[GIVEN INFORMATION start]

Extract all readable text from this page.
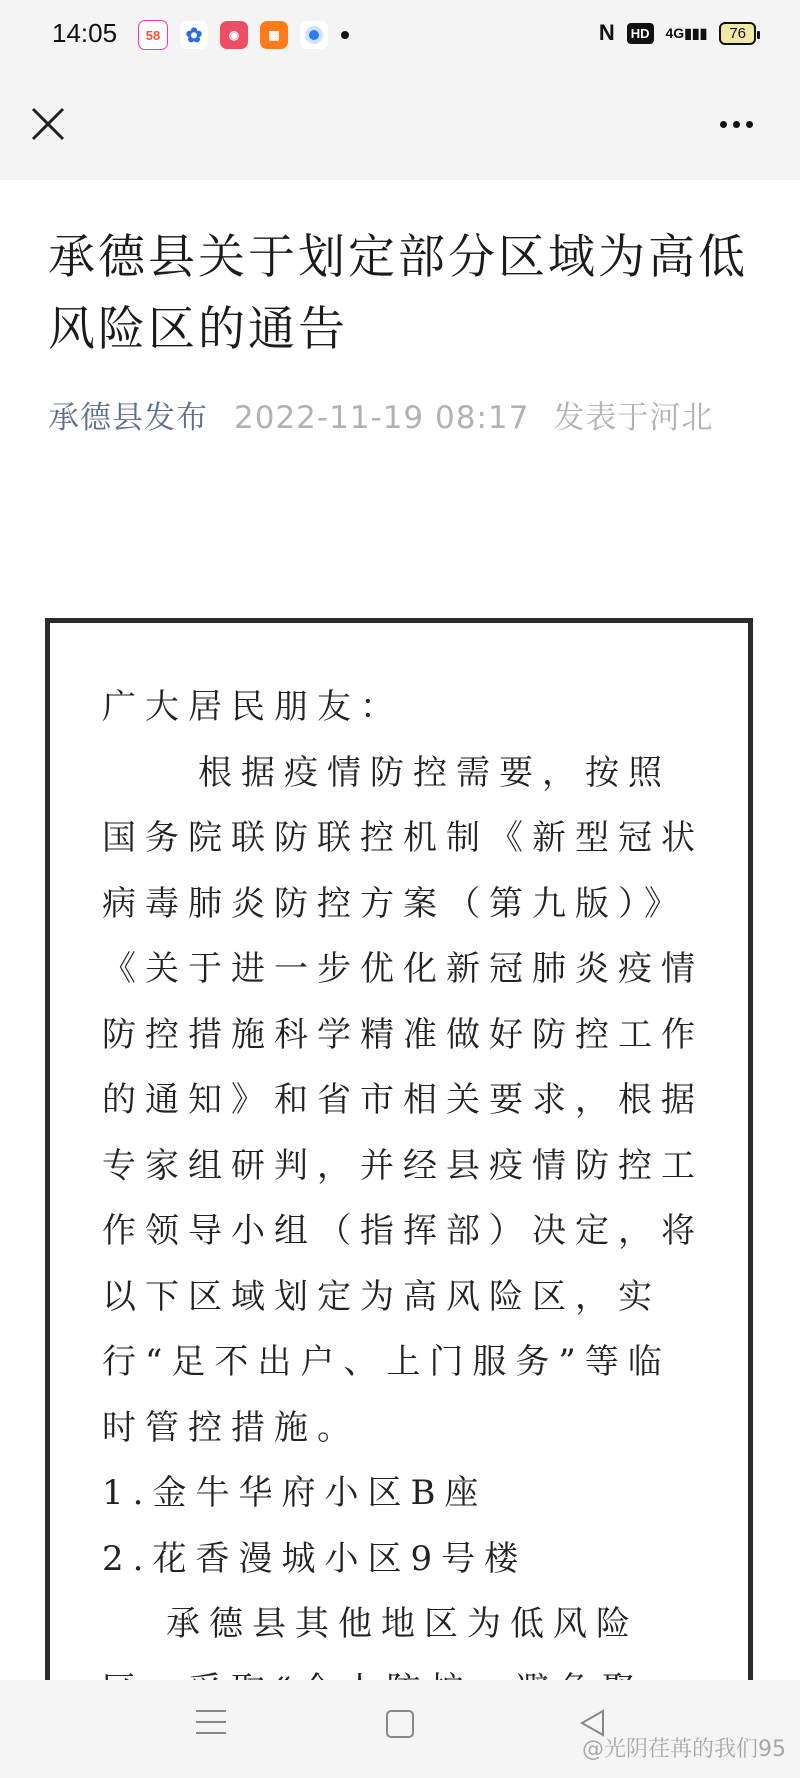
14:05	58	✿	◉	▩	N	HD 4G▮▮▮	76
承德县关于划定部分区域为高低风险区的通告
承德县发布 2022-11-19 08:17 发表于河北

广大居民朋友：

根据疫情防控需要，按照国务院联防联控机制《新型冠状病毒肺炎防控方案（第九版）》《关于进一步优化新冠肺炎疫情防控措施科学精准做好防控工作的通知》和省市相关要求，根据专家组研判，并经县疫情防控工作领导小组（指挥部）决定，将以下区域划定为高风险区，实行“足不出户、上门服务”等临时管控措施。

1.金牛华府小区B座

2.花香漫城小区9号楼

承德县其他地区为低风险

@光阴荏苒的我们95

[GIVEN INFORMATION end]

■ **AIM OF THE EXERCISE**: All records should be output exactly, with the pictures left out.

■ **PROBLEM SOLUTION**:
Extract all readable text from this page.
14:05	58	✿	◉	▩	N	HD 4G▮▮▮	76
承德县关于划定部分区域为高低风险区的通告
承德县发布 2022-11-19 08:17 发表于河北

广大居民朋友：

根据疫情防控需要，按照国务院联防联控机制《新型冠状病毒肺炎防控方案（第九版）》《关于进一步优化新冠肺炎疫情防控措施科学精准做好防控工作的通知》和省市相关要求，根据专家组研判，并经县疫情防控工作领导小组（指挥部）决定，将以下区域划定为高风险区，实行“足不出户、上门服务”等临时管控措施。

1.金牛华府小区B座

2.花香漫城小区9号楼

承德县其他地区为低风险

@光阴荏苒的我们95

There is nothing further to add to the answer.